Work instructions:
How many lines in these records hold the string "Обеспечение"? Reply with the number alone.

[Stored dataset items]
========================

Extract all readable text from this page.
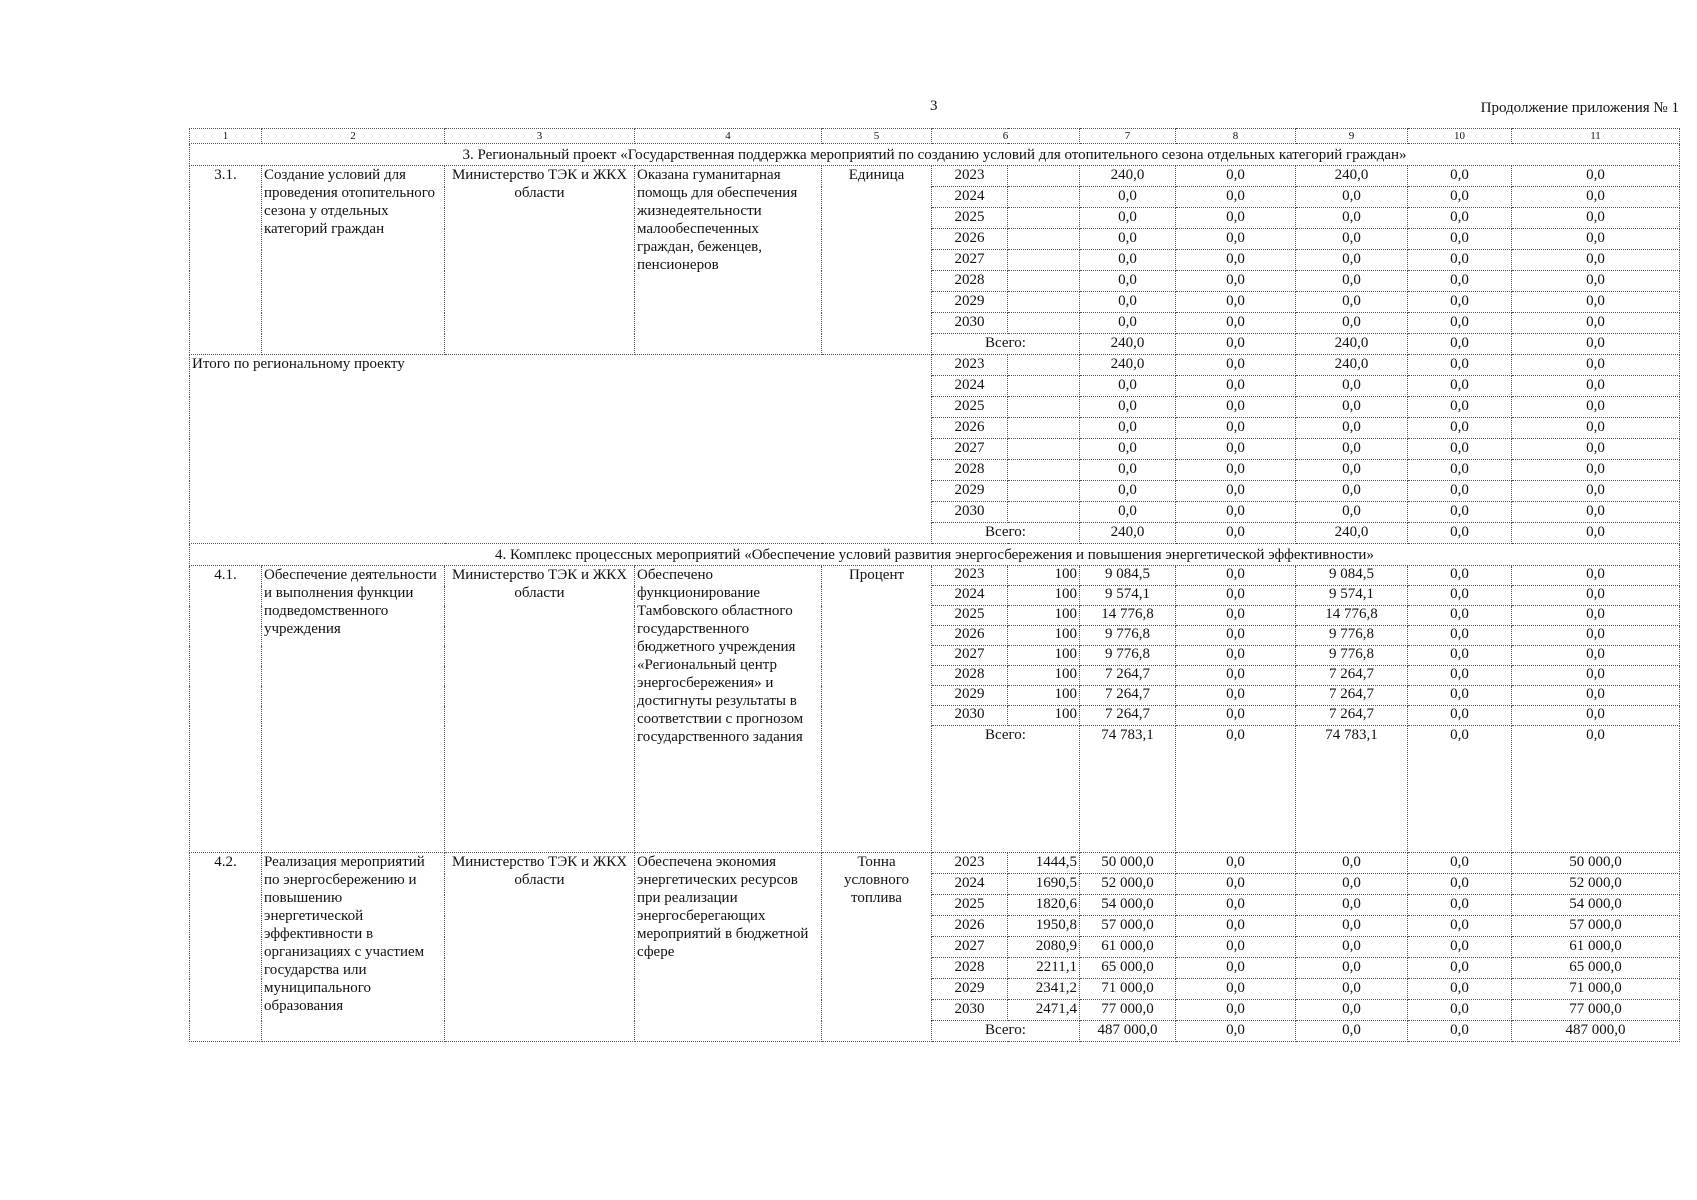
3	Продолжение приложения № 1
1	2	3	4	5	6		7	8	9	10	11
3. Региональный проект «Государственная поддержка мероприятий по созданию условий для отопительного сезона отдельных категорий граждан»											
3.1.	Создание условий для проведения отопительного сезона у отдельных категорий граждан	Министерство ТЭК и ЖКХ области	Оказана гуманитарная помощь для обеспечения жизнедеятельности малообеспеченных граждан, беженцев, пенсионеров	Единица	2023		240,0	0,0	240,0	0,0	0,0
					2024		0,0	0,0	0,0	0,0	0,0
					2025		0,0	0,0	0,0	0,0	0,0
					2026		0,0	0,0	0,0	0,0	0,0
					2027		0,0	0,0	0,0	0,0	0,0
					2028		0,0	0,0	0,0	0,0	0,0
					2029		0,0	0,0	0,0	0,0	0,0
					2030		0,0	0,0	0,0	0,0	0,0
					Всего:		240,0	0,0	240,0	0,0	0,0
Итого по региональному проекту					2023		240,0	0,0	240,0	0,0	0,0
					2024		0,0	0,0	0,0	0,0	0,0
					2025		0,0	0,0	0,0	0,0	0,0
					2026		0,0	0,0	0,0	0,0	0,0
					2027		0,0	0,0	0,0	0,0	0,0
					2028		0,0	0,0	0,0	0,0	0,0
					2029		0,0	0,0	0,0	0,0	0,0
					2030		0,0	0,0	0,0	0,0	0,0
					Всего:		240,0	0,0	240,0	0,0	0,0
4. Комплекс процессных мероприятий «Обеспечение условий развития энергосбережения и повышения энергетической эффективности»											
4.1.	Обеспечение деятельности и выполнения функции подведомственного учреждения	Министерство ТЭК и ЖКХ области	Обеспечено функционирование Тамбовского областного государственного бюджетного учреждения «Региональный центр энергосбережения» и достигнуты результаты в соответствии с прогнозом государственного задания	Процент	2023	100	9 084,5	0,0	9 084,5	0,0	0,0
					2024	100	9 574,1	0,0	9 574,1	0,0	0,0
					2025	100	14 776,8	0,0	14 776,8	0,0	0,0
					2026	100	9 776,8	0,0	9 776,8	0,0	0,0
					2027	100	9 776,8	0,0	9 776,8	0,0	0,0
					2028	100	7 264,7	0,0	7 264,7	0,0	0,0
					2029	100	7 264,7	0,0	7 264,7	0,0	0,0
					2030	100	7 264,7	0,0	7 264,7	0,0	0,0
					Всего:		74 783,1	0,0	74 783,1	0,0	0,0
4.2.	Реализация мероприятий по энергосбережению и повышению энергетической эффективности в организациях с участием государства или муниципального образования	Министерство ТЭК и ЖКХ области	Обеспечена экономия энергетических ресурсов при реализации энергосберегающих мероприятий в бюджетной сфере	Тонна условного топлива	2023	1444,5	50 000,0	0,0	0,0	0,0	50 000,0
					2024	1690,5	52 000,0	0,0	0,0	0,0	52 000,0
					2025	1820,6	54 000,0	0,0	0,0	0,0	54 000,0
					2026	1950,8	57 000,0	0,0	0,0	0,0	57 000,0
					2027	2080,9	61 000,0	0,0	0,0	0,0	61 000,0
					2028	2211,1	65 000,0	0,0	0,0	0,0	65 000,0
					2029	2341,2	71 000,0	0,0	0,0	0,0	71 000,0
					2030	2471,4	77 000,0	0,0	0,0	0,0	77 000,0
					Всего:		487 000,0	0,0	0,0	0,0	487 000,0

========================

The reply:
2